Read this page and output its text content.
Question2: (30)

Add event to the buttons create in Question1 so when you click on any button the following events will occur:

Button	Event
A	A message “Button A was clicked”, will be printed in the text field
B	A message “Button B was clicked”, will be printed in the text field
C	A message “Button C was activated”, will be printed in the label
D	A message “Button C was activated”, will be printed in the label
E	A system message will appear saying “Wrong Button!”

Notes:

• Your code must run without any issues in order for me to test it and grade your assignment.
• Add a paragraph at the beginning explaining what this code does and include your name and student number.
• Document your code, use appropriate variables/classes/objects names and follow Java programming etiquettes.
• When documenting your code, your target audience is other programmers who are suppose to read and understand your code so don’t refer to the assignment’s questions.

◆ ◆ ◆ ◆ ◆

Repeat the lines above exactly.

-- SOLUTION TO THIS TASK --
Read this page and output its text content.
Question2: (30)

Add event to the buttons create in Question1 so when you click on any button the following events will occur:

Button	Event
A	A message “Button A was clicked”, will be printed in the text field
B	A message “Button B was clicked”, will be printed in the text field
C	A message “Button C was activated”, will be printed in the label
D	A message “Button C was activated”, will be printed in the label
E	A system message will appear saying “Wrong Button!”

Notes:

• Your code must run without any issues in order for me to test it and grade your assignment.
• Add a paragraph at the beginning explaining what this code does and include your name and student number.
• Document your code, use appropriate variables/classes/objects names and follow Java programming etiquettes.
• When documenting your code, your target audience is other programmers who are suppose to read and understand your code so don’t refer to the assignment’s questions.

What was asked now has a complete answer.